==== MATERIAL PROVIDED ====

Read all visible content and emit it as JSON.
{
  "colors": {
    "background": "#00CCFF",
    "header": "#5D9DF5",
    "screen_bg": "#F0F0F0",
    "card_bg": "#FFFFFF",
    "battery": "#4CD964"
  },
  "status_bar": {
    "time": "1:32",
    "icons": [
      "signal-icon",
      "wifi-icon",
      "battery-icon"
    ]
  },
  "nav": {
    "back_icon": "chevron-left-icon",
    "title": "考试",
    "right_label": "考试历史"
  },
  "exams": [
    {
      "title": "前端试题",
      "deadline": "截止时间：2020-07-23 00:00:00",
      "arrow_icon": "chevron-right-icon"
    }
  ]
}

====

__EXERCISE__. Whenever "chevron" turns up in a line, pick that line out.

__ANSWER TO THIS PROBLEM__.
    "back_icon": "chevron-left-icon",
      "arrow_icon": "chevron-right-icon"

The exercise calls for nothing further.